WORK TO DO: In full and without alteration, give the listing again.
------------
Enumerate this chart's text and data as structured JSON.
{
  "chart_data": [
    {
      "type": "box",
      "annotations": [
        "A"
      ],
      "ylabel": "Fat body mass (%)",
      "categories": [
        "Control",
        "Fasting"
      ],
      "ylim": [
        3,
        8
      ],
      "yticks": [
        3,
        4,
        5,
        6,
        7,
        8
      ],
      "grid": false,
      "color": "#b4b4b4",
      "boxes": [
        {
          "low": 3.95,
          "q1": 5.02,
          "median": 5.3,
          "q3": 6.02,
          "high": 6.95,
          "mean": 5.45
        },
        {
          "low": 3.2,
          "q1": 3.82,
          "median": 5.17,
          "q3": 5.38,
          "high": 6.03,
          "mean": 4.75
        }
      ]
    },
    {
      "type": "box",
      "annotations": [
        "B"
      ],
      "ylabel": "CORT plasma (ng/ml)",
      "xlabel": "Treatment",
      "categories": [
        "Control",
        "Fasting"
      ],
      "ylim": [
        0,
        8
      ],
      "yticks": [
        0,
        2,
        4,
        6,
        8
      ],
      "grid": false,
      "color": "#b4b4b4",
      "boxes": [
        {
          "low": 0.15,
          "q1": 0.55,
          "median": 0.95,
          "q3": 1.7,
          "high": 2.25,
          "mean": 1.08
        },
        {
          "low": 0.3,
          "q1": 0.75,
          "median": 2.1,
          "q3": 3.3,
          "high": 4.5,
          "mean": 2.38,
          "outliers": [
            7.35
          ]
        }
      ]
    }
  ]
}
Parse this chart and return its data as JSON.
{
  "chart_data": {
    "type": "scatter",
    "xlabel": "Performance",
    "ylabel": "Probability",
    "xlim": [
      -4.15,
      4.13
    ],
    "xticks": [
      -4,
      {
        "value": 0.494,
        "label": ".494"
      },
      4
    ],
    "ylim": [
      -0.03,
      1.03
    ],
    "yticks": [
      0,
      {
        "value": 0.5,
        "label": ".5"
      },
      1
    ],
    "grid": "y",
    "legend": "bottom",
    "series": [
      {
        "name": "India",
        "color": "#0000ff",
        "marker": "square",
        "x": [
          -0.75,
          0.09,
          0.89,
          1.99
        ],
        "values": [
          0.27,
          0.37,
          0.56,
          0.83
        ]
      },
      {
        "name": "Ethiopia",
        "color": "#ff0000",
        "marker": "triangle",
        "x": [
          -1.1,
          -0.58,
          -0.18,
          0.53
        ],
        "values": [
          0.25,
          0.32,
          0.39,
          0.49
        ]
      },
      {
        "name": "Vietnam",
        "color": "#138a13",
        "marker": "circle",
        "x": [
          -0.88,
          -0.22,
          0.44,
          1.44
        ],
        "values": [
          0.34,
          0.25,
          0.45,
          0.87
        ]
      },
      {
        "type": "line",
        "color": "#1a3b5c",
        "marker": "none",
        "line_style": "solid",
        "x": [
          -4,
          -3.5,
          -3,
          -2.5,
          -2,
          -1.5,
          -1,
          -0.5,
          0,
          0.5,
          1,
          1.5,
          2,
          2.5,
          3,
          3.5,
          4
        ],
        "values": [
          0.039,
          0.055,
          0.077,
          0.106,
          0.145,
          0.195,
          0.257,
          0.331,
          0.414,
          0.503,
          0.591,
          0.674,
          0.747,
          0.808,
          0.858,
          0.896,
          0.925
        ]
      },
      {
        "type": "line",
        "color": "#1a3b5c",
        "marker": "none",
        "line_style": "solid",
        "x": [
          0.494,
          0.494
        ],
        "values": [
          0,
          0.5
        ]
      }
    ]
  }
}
------------
RESULT:
Enumerate this chart's text and data as structured JSON.
{
  "chart_data": [
    {
      "type": "box",
      "annotations": [
        "A"
      ],
      "ylabel": "Fat body mass (%)",
      "categories": [
        "Control",
        "Fasting"
      ],
      "ylim": [
        3,
        8
      ],
      "yticks": [
        3,
        4,
        5,
        6,
        7,
        8
      ],
      "grid": false,
      "color": "#b4b4b4",
      "boxes": [
        {
          "low": 3.95,
          "q1": 5.02,
          "median": 5.3,
          "q3": 6.02,
          "high": 6.95,
          "mean": 5.45
        },
        {
          "low": 3.2,
          "q1": 3.82,
          "median": 5.17,
          "q3": 5.38,
          "high": 6.03,
          "mean": 4.75
        }
      ]
    },
    {
      "type": "box",
      "annotations": [
        "B"
      ],
      "ylabel": "CORT plasma (ng/ml)",
      "xlabel": "Treatment",
      "categories": [
        "Control",
        "Fasting"
      ],
      "ylim": [
        0,
        8
      ],
      "yticks": [
        0,
        2,
        4,
        6,
        8
      ],
      "grid": false,
      "color": "#b4b4b4",
      "boxes": [
        {
          "low": 0.15,
          "q1": 0.55,
          "median": 0.95,
          "q3": 1.7,
          "high": 2.25,
          "mean": 1.08
        },
        {
          "low": 0.3,
          "q1": 0.75,
          "median": 2.1,
          "q3": 3.3,
          "high": 4.5,
          "mean": 2.38,
          "outliers": [
            7.35
          ]
        }
      ]
    }
  ]
}
Parse this chart and return its data as JSON.
{
  "chart_data": {
    "type": "scatter",
    "xlabel": "Performance",
    "ylabel": "Probability",
    "xlim": [
      -4.15,
      4.13
    ],
    "xticks": [
      -4,
      {
        "value": 0.494,
        "label": ".494"
      },
      4
    ],
    "ylim": [
      -0.03,
      1.03
    ],
    "yticks": [
      0,
      {
        "value": 0.5,
        "label": ".5"
      },
      1
    ],
    "grid": "y",
    "legend": "bottom",
    "series": [
      {
        "name": "India",
        "color": "#0000ff",
        "marker": "square",
        "x": [
          -0.75,
          0.09,
          0.89,
          1.99
        ],
        "values": [
          0.27,
          0.37,
          0.56,
          0.83
        ]
      },
      {
        "name": "Ethiopia",
        "color": "#ff0000",
        "marker": "triangle",
        "x": [
          -1.1,
          -0.58,
          -0.18,
          0.53
        ],
        "values": [
          0.25,
          0.32,
          0.39,
          0.49
        ]
      },
      {
        "name": "Vietnam",
        "color": "#138a13",
        "marker": "circle",
        "x": [
          -0.88,
          -0.22,
          0.44,
          1.44
        ],
        "values": [
          0.34,
          0.25,
          0.45,
          0.87
        ]
      },
      {
        "type": "line",
        "color": "#1a3b5c",
        "marker": "none",
        "line_style": "solid",
        "x": [
          -4,
          -3.5,
          -3,
          -2.5,
          -2,
          -1.5,
          -1,
          -0.5,
          0,
          0.5,
          1,
          1.5,
          2,
          2.5,
          3,
          3.5,
          4
        ],
        "values": [
          0.039,
          0.055,
          0.077,
          0.106,
          0.145,
          0.195,
          0.257,
          0.331,
          0.414,
          0.503,
          0.591,
          0.674,
          0.747,
          0.808,
          0.858,
          0.896,
          0.925
        ]
      },
      {
        "type": "line",
        "color": "#1a3b5c",
        "marker": "none",
        "line_style": "solid",
        "x": [
          0.494,
          0.494
        ],
        "values": [
          0,
          0.5
        ]
      }
    ]
  }
}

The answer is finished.